[Written instruction 1]
In the detectability forum thread, rename "collector_team_1" to "collector_team_A" and give the passage between "# Join together" and "survey duration recorded).", inclusive, with that change.

Detectability random effects for data collector with no replicate surveys

Aaron Skinner

unread,

Mar 26, 2026, 12:28:58 AMMar 26

to spOccupancy and spAbundance users

Hi Jeff & all,

I have 10 data collectors contributing to a multi-species occupancy model, and I’ve included data collector as a random intercept in the detection model. One data collector did not conduct repeat surveys at each site (all replicates are NA after the first visit), so there is effectively no within-site replication to inform detectability for that observer. My expectation was that the detection intercepts for this data collector would shrink strongly toward the hypermean, but that is not what I see empirically. I extracted species × data collector random effects from Occ_mod$alpha.star.samples using the function below:
# Function to create random effect table
create.re.tbl <- function(re.samples){
Intercept <- colMeans(re.samples)
Group <- str_split_i(names(Intercept), "-", 1)
Id <- str_split_i(names(Intercept), "-", 2)
Species <- str_split_i(names(Intercept), "-", 3)
# Join together as tibble
tibble(Group, Id, Species, Intercept)
}
Detection_re <- create.re.tbl(Occ_mod$alpha.star.samples)

This produces a tibble with 1,000 rows (100 species × 10 data collectors). When I plot these values, the data collector with no replicate surveys (collector_team_1) shows a clear shift to lower detectability (peak left of zero), rather than shrinking toward the global mean. In contrast, summary(Occ_mod) reports a global mean of 0.144 (SD = 0.022).

A few questions:

How should I expect the detection model to behave for a data collector with no replicate surveys? Is a systematic deviation (rather than shrinkage to the mean) expected in this case?
Would you recommend excluding this data collector? They also used a different protocol (25 m vs 50 m radius, and no survey duration recorded).
The global mean and standard deviation (0.144, 0.022) from summary(Occ_mod) don't match with the plot produced by my post-hoc attempt using Occ_mod$alpha.star.samples. I assume this is because the global mean reported by summary(Occ_mod) is informed by differing amounts of data from each species × data collector (i.e. partial pooling), whereas my post-hoc summary treats all species × data collectors equally. Am I on the right track here?
I also see very narrow peaks around ~0 for some collectors (e.g., 3, 9, 10). Do you have any thoughts what might be causing this?

Thanks very much for any thoughts,
Aaron

Captura de pantalla 2026-03-25 a la(s) 20.17.34.png

gilles colling

unread,

Mar 26, 2026, 4:40:37 AMMar 26

to Aaron Skinner, spOccupancy and spAbundance users

Hi Aaron,

I’ve been working with something very similar recently, so just my 2 cents. I think the leftward shift for collector_team_1 comes from the model not being able to properly partition the variance. Because that observer used a 25 m radius instead of 50 m (~4× area difference), the systematic detection difference gets absorbed into the observer random intercept. With no repeat visits there’s basically no information to estimate detectability for that collector, so it doesn’t really get pulled back toward the mean.

Given the protocol difference and lack of replication, I’d probably consider dropping that collector since detection is effectively unidentifiable there.

[Listed entries]
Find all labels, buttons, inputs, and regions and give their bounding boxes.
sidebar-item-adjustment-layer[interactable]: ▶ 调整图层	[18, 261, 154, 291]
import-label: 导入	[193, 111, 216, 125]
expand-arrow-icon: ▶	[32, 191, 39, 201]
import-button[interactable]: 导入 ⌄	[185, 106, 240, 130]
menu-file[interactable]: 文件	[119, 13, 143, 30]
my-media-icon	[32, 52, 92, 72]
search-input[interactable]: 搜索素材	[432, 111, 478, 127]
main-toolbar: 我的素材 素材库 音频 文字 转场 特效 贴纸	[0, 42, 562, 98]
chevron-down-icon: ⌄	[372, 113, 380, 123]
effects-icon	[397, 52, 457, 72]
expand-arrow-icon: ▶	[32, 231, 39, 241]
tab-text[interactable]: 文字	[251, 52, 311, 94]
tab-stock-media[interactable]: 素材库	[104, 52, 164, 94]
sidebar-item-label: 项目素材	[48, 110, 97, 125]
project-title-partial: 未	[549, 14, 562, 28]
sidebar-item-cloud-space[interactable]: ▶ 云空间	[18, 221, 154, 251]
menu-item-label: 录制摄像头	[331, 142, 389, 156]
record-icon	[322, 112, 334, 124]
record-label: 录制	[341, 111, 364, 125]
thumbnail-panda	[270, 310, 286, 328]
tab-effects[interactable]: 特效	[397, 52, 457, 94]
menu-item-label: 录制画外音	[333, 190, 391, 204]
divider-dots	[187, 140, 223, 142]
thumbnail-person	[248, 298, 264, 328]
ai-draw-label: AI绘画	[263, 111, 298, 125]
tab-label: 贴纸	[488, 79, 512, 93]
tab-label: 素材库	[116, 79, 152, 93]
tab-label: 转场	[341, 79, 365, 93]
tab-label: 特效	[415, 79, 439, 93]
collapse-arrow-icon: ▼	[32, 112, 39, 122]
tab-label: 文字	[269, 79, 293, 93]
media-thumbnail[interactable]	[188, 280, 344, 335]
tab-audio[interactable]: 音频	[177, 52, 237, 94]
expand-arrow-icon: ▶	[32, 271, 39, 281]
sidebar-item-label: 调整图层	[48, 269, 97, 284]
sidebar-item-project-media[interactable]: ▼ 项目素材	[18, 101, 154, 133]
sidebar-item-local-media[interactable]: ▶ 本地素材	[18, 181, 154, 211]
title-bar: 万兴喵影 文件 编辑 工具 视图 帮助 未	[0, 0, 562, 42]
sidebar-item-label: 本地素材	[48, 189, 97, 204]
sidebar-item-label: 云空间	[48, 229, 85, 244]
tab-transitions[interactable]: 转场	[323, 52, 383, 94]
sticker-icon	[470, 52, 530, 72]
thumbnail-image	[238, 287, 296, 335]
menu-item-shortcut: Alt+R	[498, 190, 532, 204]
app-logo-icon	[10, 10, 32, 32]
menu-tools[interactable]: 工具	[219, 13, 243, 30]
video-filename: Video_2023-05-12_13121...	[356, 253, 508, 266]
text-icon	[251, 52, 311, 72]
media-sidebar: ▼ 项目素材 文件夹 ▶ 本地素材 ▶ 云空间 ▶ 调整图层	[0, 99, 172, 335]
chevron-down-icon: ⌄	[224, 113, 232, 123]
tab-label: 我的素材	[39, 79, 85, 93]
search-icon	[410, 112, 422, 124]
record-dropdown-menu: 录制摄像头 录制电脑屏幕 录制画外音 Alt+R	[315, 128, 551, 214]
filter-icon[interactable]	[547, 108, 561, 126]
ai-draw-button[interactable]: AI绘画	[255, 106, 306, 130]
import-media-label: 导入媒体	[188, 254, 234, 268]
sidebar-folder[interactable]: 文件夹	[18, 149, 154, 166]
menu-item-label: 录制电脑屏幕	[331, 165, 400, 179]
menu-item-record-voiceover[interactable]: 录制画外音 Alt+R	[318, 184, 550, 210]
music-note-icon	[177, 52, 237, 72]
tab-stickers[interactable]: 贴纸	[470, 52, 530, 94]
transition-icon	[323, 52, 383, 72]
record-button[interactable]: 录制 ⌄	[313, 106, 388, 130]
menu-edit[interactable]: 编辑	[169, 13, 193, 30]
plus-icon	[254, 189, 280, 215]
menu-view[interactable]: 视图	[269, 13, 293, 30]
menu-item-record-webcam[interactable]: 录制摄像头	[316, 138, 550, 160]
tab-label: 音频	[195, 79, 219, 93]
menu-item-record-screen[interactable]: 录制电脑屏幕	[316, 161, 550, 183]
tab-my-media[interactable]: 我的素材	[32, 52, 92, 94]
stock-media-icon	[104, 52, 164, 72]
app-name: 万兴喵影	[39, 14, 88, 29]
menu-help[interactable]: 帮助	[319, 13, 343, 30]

[Written instruction 2]
Please retype the records from their first line through the line holding "112, 334, 124]", inclusive, character for character.

[Problem solution 1]
# Join together as tibble
tibble(Group, Id, Species, Intercept)
}
Detection_re <- create.re.tbl(Occ_mod$alpha.star.samples)

This produces a tibble with 1,000 rows (100 species × 10 data collectors). When I plot these values, the data collector with no replicate surveys (collector_team_A) shows a clear shift to lower detectability (peak left of zero), rather than shrinking toward the global mean. In contrast, summary(Occ_mod) reports a global mean of 0.144 (SD = 0.022).

A few questions:

How should I expect the detection model to behave for a data collector with no replicate surveys? Is a systematic deviation (rather than shrinkage to the mean) expected in this case?
Would you recommend excluding this data collector? They also used a different protocol (25 m vs 50 m radius, and no survey duration recorded).

[Problem solution 2]
Find all labels, buttons, inputs, and regions and give their bounding boxes.
sidebar-item-adjustment-layer[interactable]: ▶ 调整图层	[18, 261, 154, 291]
import-label: 导入	[193, 111, 216, 125]
expand-arrow-icon: ▶	[32, 191, 39, 201]
import-button[interactable]: 导入 ⌄	[185, 106, 240, 130]
menu-file[interactable]: 文件	[119, 13, 143, 30]
my-media-icon	[32, 52, 92, 72]
search-input[interactable]: 搜索素材	[432, 111, 478, 127]
main-toolbar: 我的素材 素材库 音频 文字 转场 特效 贴纸	[0, 42, 562, 98]
chevron-down-icon: ⌄	[372, 113, 380, 123]
effects-icon	[397, 52, 457, 72]
expand-arrow-icon: ▶	[32, 231, 39, 241]
tab-text[interactable]: 文字	[251, 52, 311, 94]
tab-stock-media[interactable]: 素材库	[104, 52, 164, 94]
sidebar-item-label: 项目素材	[48, 110, 97, 125]
project-title-partial: 未	[549, 14, 562, 28]
sidebar-item-cloud-space[interactable]: ▶ 云空间	[18, 221, 154, 251]
menu-item-label: 录制摄像头	[331, 142, 389, 156]
record-icon	[322, 112, 334, 124]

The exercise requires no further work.